CHALLENGE »
Return the material below in full and exactly.

RAW RECORDS »
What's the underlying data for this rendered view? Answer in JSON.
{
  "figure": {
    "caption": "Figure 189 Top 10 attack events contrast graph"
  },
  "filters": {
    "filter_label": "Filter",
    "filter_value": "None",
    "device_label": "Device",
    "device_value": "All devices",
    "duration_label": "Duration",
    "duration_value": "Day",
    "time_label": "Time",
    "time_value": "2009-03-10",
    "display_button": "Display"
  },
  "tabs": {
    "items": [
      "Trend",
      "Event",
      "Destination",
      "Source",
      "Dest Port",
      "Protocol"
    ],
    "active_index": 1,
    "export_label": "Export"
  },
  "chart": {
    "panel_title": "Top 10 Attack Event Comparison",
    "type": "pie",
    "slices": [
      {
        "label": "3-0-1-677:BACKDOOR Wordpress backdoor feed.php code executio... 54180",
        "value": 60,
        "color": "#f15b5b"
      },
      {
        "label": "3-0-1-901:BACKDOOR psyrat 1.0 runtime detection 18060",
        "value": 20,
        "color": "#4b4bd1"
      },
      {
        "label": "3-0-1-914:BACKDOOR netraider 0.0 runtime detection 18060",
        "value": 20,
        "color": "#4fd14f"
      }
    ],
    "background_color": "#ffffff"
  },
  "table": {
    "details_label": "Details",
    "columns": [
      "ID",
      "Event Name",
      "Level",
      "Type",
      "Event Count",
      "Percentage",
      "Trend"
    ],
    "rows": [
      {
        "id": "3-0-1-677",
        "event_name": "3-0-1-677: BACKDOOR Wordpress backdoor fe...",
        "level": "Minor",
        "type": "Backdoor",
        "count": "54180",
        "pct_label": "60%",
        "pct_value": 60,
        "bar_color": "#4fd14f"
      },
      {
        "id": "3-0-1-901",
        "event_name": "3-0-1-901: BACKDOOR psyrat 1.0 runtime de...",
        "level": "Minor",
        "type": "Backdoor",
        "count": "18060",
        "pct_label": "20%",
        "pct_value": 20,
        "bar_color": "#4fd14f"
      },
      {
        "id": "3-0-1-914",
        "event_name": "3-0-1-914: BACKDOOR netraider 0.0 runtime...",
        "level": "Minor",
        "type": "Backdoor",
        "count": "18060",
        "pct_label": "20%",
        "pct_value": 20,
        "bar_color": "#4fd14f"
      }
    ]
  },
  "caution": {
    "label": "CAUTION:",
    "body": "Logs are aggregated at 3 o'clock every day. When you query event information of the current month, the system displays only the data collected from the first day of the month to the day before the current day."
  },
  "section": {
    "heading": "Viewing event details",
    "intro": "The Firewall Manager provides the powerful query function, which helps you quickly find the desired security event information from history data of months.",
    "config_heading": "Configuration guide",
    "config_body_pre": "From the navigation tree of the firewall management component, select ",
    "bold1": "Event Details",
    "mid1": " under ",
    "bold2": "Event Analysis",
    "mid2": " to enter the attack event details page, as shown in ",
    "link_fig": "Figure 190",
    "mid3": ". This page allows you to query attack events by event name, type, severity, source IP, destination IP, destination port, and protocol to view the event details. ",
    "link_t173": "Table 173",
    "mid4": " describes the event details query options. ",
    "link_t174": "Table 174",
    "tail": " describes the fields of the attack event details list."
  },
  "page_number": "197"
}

EXPECTED ANSWER »
What's the underlying data for this rendered view? Answer in JSON.
{
  "figure": {
    "caption": "Figure 189 Top 10 attack events contrast graph"
  },
  "filters": {
    "filter_label": "Filter",
    "filter_value": "None",
    "device_label": "Device",
    "device_value": "All devices",
    "duration_label": "Duration",
    "duration_value": "Day",
    "time_label": "Time",
    "time_value": "2009-03-10",
    "display_button": "Display"
  },
  "tabs": {
    "items": [
      "Trend",
      "Event",
      "Destination",
      "Source",
      "Dest Port",
      "Protocol"
    ],
    "active_index": 1,
    "export_label": "Export"
  },
  "chart": {
    "panel_title": "Top 10 Attack Event Comparison",
    "type": "pie",
    "slices": [
      {
        "label": "3-0-1-677:BACKDOOR Wordpress backdoor feed.php code executio... 54180",
        "value": 60,
        "color": "#f15b5b"
      },
      {
        "label": "3-0-1-901:BACKDOOR psyrat 1.0 runtime detection 18060",
        "value": 20,
        "color": "#4b4bd1"
      },
      {
        "label": "3-0-1-914:BACKDOOR netraider 0.0 runtime detection 18060",
        "value": 20,
        "color": "#4fd14f"
      }
    ],
    "background_color": "#ffffff"
  },
  "table": {
    "details_label": "Details",
    "columns": [
      "ID",
      "Event Name",
      "Level",
      "Type",
      "Event Count",
      "Percentage",
      "Trend"
    ],
    "rows": [
      {
        "id": "3-0-1-677",
        "event_name": "3-0-1-677: BACKDOOR Wordpress backdoor fe...",
        "level": "Minor",
        "type": "Backdoor",
        "count": "54180",
        "pct_label": "60%",
        "pct_value": 60,
        "bar_color": "#4fd14f"
      },
      {
        "id": "3-0-1-901",
        "event_name": "3-0-1-901: BACKDOOR psyrat 1.0 runtime de...",
        "level": "Minor",
        "type": "Backdoor",
        "count": "18060",
        "pct_label": "20%",
        "pct_value": 20,
        "bar_color": "#4fd14f"
      },
      {
        "id": "3-0-1-914",
        "event_name": "3-0-1-914: BACKDOOR netraider 0.0 runtime...",
        "level": "Minor",
        "type": "Backdoor",
        "count": "18060",
        "pct_label": "20%",
        "pct_value": 20,
        "bar_color": "#4fd14f"
      }
    ]
  },
  "caution": {
    "label": "CAUTION:",
    "body": "Logs are aggregated at 3 o'clock every day. When you query event information of the current month, the system displays only the data collected from the first day of the month to the day before the current day."
  },
  "section": {
    "heading": "Viewing event details",
    "intro": "The Firewall Manager provides the powerful query function, which helps you quickly find the desired security event information from history data of months.",
    "config_heading": "Configuration guide",
    "config_body_pre": "From the navigation tree of the firewall management component, select ",
    "bold1": "Event Details",
    "mid1": " under ",
    "bold2": "Event Analysis",
    "mid2": " to enter the attack event details page, as shown in ",
    "link_fig": "Figure 190",
    "mid3": ". This page allows you to query attack events by event name, type, severity, source IP, destination IP, destination port, and protocol to view the event details. ",
    "link_t173": "Table 173",
    "mid4": " describes the event details query options. ",
    "link_t174": "Table 174",
    "tail": " describes the fields of the attack event details list."
  },
  "page_number": "197"
}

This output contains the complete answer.